Directions:
Copy the data below verbatim, from the line with "y-axis-label: T2 xyxy=(12,1611,38,1634)" up to and including the line with "panel-b-subplot-2: 0 200".

══════════════════════════════

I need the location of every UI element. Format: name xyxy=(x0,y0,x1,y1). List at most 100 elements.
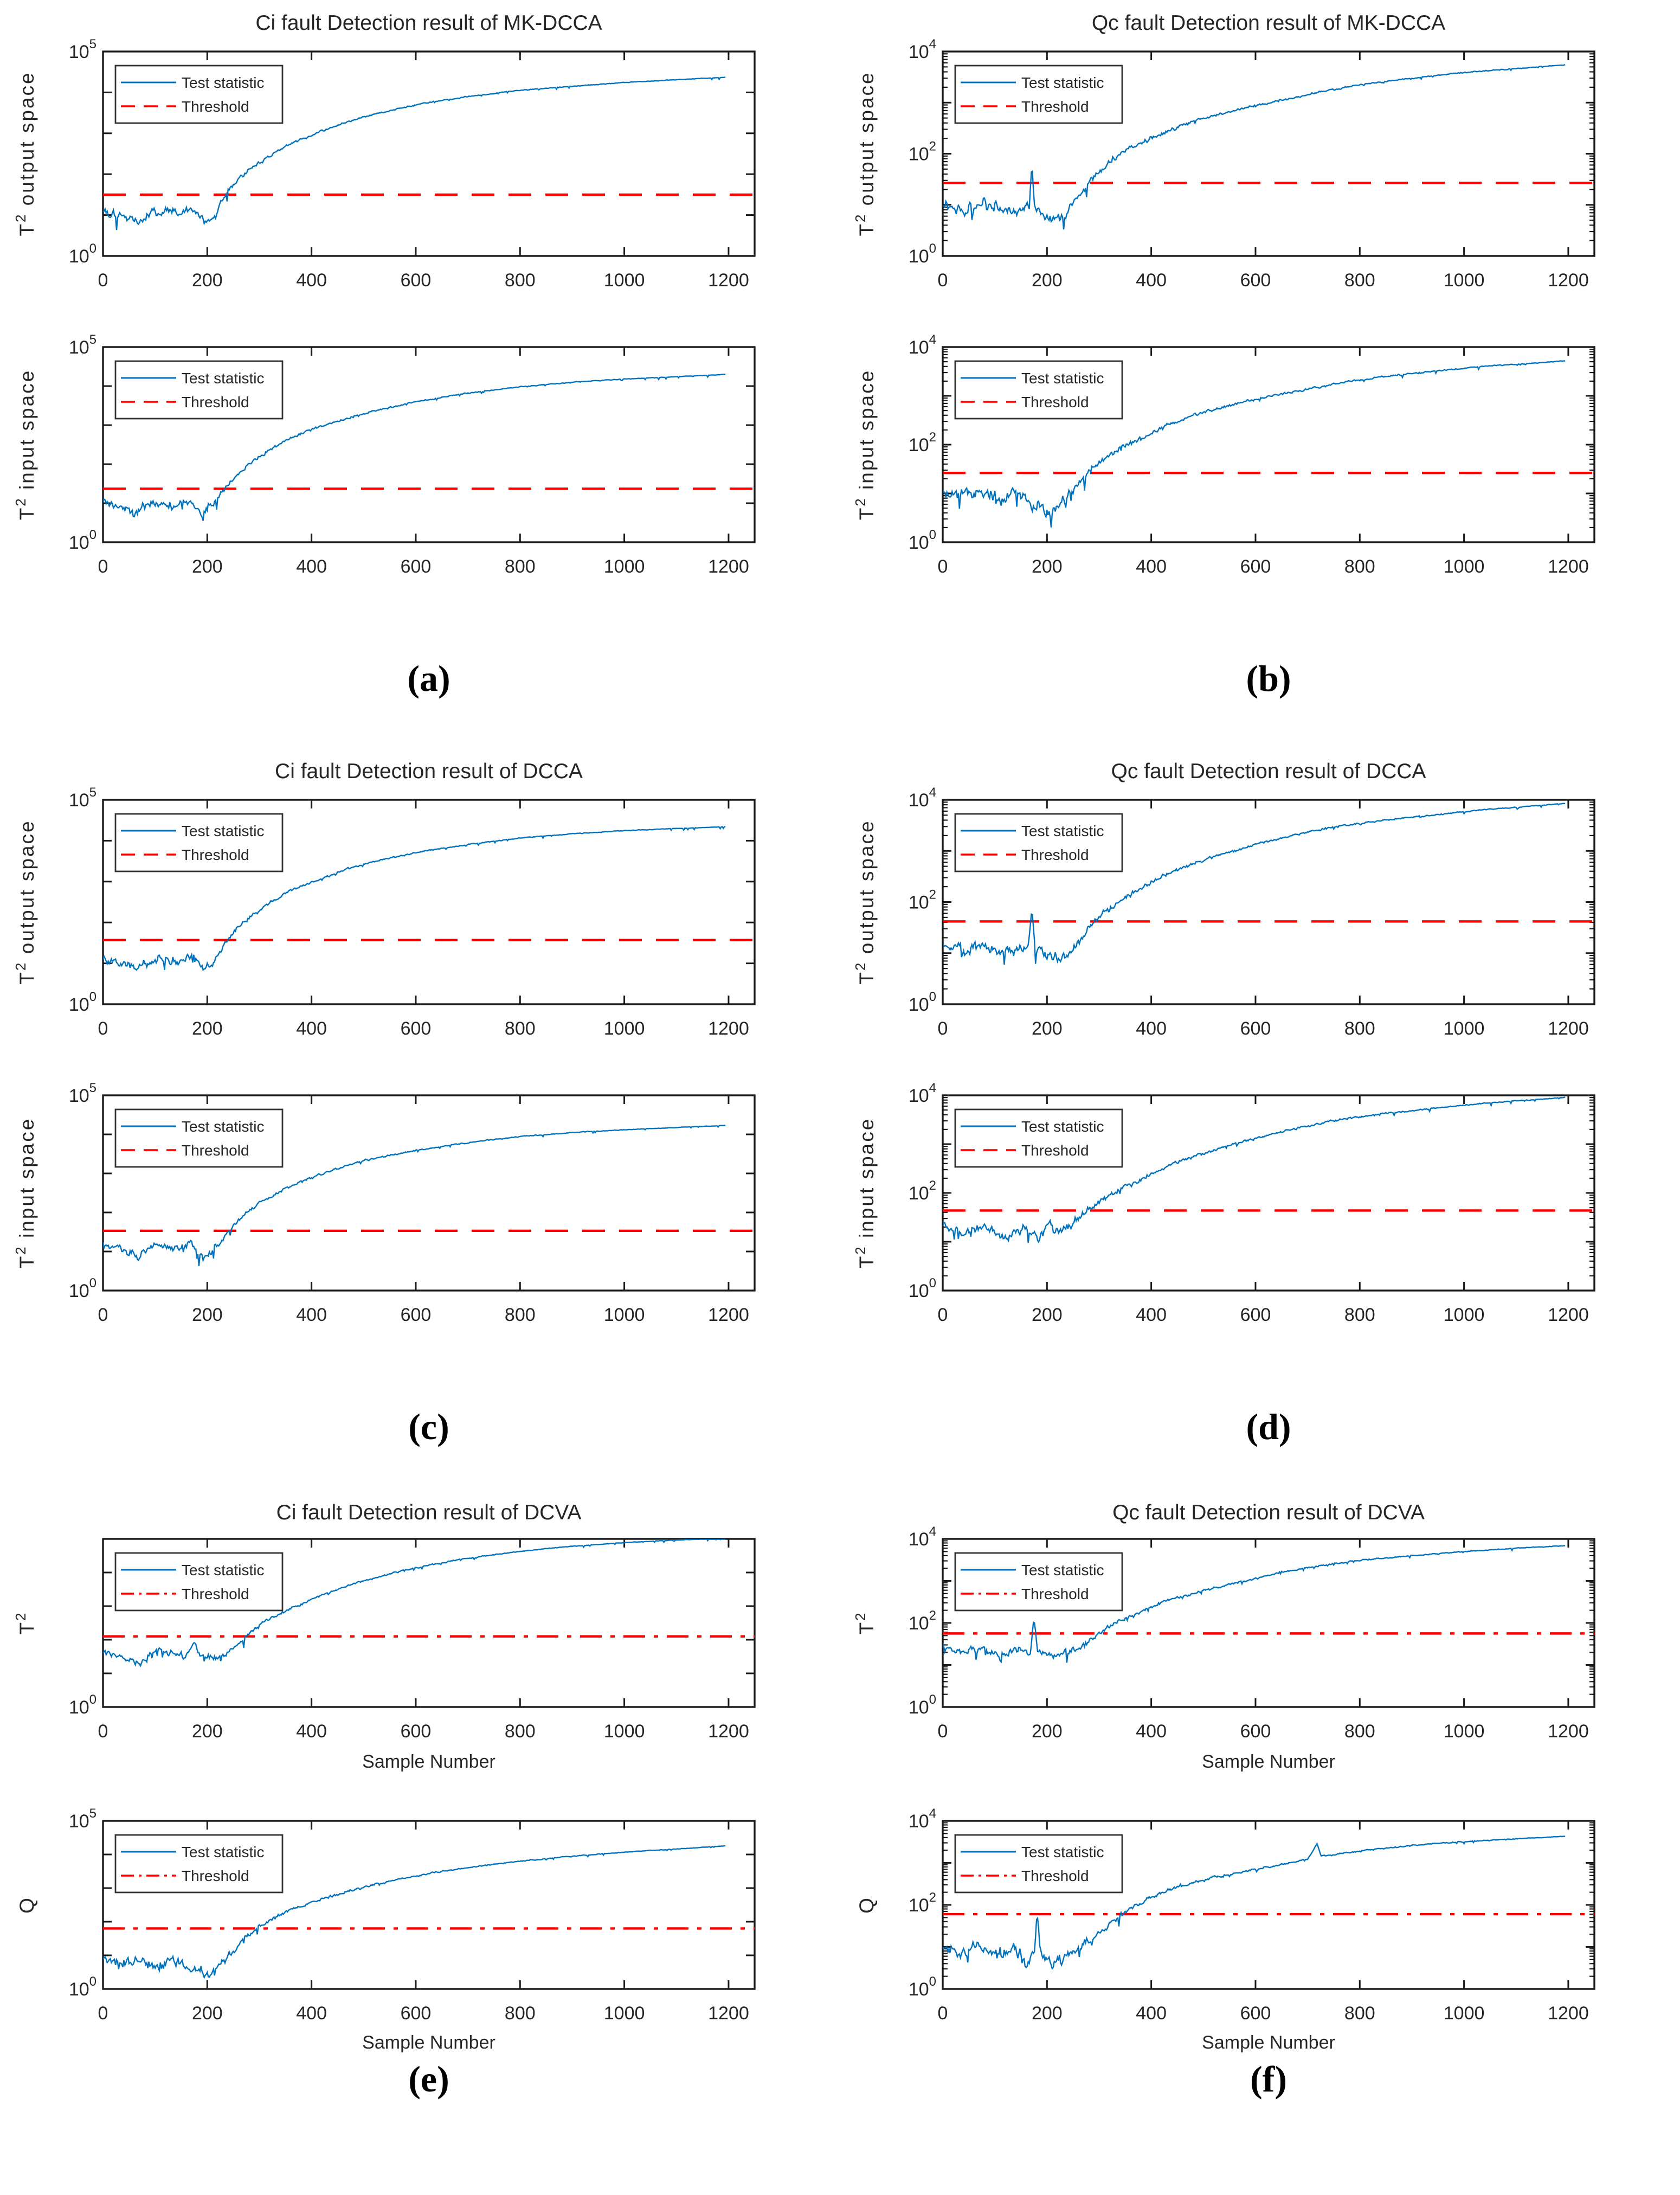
y-axis-label: T2 xyxy=(12,1611,38,1634)
axes-box xyxy=(102,799,756,1005)
x-tick-label: 1200 xyxy=(708,1305,749,1325)
y-axis-label: T2 output space xyxy=(852,71,878,236)
y-tick-label: 105 xyxy=(69,37,96,62)
panel-b-subplot-2: 0 200 400 600 800 1000 1200 100 102 104 Test stati… xyxy=(852,332,1595,577)
legend-test-statistic-label: Test statistic xyxy=(182,370,264,387)
y-tick-label: 104 xyxy=(909,1524,936,1550)
legend-threshold-label: Threshold xyxy=(182,394,249,410)
panel-c-subplot-2: 0 200 400 600 800 1000 1200 100 105 Test statisti… xyxy=(12,1081,756,1325)
panel-d-subplot-2: 0 200 400 600 800 1000 1200 100 102 104 Test stati… xyxy=(852,1081,1595,1325)
axes-box xyxy=(102,1820,756,1990)
x-tick-label: 800 xyxy=(505,2003,536,2024)
y-tick-label: 100 xyxy=(909,241,936,267)
x-tick-label: 1200 xyxy=(1548,2003,1589,2024)
x-tick-label: 200 xyxy=(192,1018,223,1039)
x-tick-label: 800 xyxy=(1344,1018,1375,1039)
legend-test-statistic-label: Test statistic xyxy=(1021,74,1104,91)
x-tick-label: 400 xyxy=(1136,2003,1167,2024)
y-tick-label: 100 xyxy=(69,1276,96,1301)
legend: Test statistic Threshold xyxy=(114,1108,284,1168)
x-tick-label: 1200 xyxy=(1548,270,1589,291)
x-tick-label: 800 xyxy=(505,270,536,291)
x-tick-label: 600 xyxy=(401,1305,432,1325)
panel-letter-a: (a) xyxy=(407,658,450,699)
x-tick-label: 600 xyxy=(401,2003,432,2024)
y-tick-label: 104 xyxy=(909,332,936,358)
y-axis-label: T2 input space xyxy=(12,369,38,521)
x-tick-label: 800 xyxy=(505,1305,536,1325)
panel-title: Ci fault Detection result of DCCA xyxy=(275,760,583,783)
x-tick-label: 600 xyxy=(1240,270,1271,291)
y-tick-label: 102 xyxy=(909,1178,936,1204)
x-tick-label: 1200 xyxy=(708,270,749,291)
x-tick-label: 200 xyxy=(192,1721,223,1742)
y-tick-label: 100 xyxy=(69,1974,96,2000)
x-tick-label: 1200 xyxy=(708,2003,749,2024)
axes-box xyxy=(102,50,756,257)
legend-threshold-label: Threshold xyxy=(182,98,249,115)
legend-threshold-label: Threshold xyxy=(1021,98,1089,115)
x-tick-label: 200 xyxy=(1032,1721,1063,1742)
x-tick-label: 0 xyxy=(98,1305,108,1325)
x-axis-label: Sample Number xyxy=(362,2032,495,2053)
x-tick-label: 400 xyxy=(296,270,327,291)
y-tick-label: 100 xyxy=(909,1276,936,1301)
legend-threshold-label: Threshold xyxy=(1021,1142,1089,1159)
x-tick-label: 1200 xyxy=(1548,556,1589,577)
x-tick-label: 800 xyxy=(505,1018,536,1039)
x-tick-label: 800 xyxy=(505,556,536,577)
y-axis-label: T2 input space xyxy=(12,1118,38,1269)
x-tick-label: 400 xyxy=(296,1305,327,1325)
x-tick-label: 1000 xyxy=(1444,1018,1485,1039)
x-tick-label: 200 xyxy=(192,2003,223,2024)
legend-test-statistic-label: Test statistic xyxy=(1021,1118,1104,1135)
x-tick-label: 0 xyxy=(938,556,948,577)
legend: Test statistic Threshold xyxy=(954,1108,1123,1168)
x-tick-label: 400 xyxy=(296,1018,327,1039)
x-tick-label: 600 xyxy=(1240,556,1271,577)
y-tick-label: 100 xyxy=(69,528,96,553)
x-tick-label: 600 xyxy=(1240,1305,1271,1325)
x-tick-label: 600 xyxy=(1240,2003,1271,2024)
x-tick-label: 1200 xyxy=(1548,1018,1589,1039)
test-statistic-line xyxy=(943,360,1566,528)
y-tick-label: 100 xyxy=(909,528,936,553)
x-tick-label: 1000 xyxy=(604,1305,645,1325)
x-tick-label: 0 xyxy=(938,1018,948,1039)
x-tick-label: 1000 xyxy=(604,2003,645,2024)
panel-c-subplot-1: 0 200 400 600 800 1000 1200 100 105 Test statisti… xyxy=(12,785,756,1039)
x-tick-label: 600 xyxy=(401,1018,432,1039)
panel-title: Qc fault Detection result of DCVA xyxy=(1112,1501,1425,1524)
x-tick-label: 0 xyxy=(98,2003,108,2024)
y-axis-label: T2 output space xyxy=(852,819,878,984)
panel-c-svg: 0 200 400 600 800 1000 1200 100 105 Test statisti… xyxy=(12,760,756,1325)
x-tick-label: 1000 xyxy=(604,270,645,291)
x-tick-label: 1000 xyxy=(604,1018,645,1039)
legend-threshold-label: Threshold xyxy=(182,846,249,863)
x-tick-label: 400 xyxy=(296,2003,327,2024)
y-tick-label: 104 xyxy=(909,37,936,62)
y-tick-label: 104 xyxy=(909,785,936,811)
legend-test-statistic-label: Test statistic xyxy=(1021,1562,1104,1578)
test-statistic-line xyxy=(103,1539,726,1667)
y-axis-label: T2 xyxy=(852,1611,878,1634)
y-axis-label: Q xyxy=(16,1896,38,1914)
x-tick-label: 0 xyxy=(98,270,108,291)
x-tick-label: 800 xyxy=(1344,556,1375,577)
x-tick-label: 200 xyxy=(192,1305,223,1325)
y-tick-label: 100 xyxy=(909,1692,936,1718)
x-tick-label: 1200 xyxy=(1548,1305,1589,1325)
x-tick-label: 200 xyxy=(1032,556,1063,577)
legend-threshold-label: Threshold xyxy=(182,1142,249,1159)
test-statistic-line xyxy=(103,826,726,972)
panel-letter-d: (d) xyxy=(1246,1406,1291,1447)
y-tick-label: 104 xyxy=(909,1081,936,1106)
y-tick-label: 105 xyxy=(69,1081,96,1106)
panel-title: Ci fault Detection result of DCVA xyxy=(276,1501,582,1524)
y-tick-label: 102 xyxy=(909,139,936,165)
x-tick-label: 1200 xyxy=(1548,1721,1589,1742)
x-tick-label: 800 xyxy=(1344,1721,1375,1742)
x-tick-label: 600 xyxy=(401,556,432,577)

══════════════════════════════

Task output:
y-axis-label: T2 xyxy=(12,1611,38,1634)
axes-box xyxy=(102,799,756,1005)
x-tick-label: 1200 xyxy=(708,1305,749,1325)
y-axis-label: T2 output space xyxy=(852,71,878,236)
y-tick-label: 105 xyxy=(69,37,96,62)
panel-b-subplot-2: 0 200 400 600 800 1000 1200 100 102 104 Test stati… xyxy=(852,332,1595,577)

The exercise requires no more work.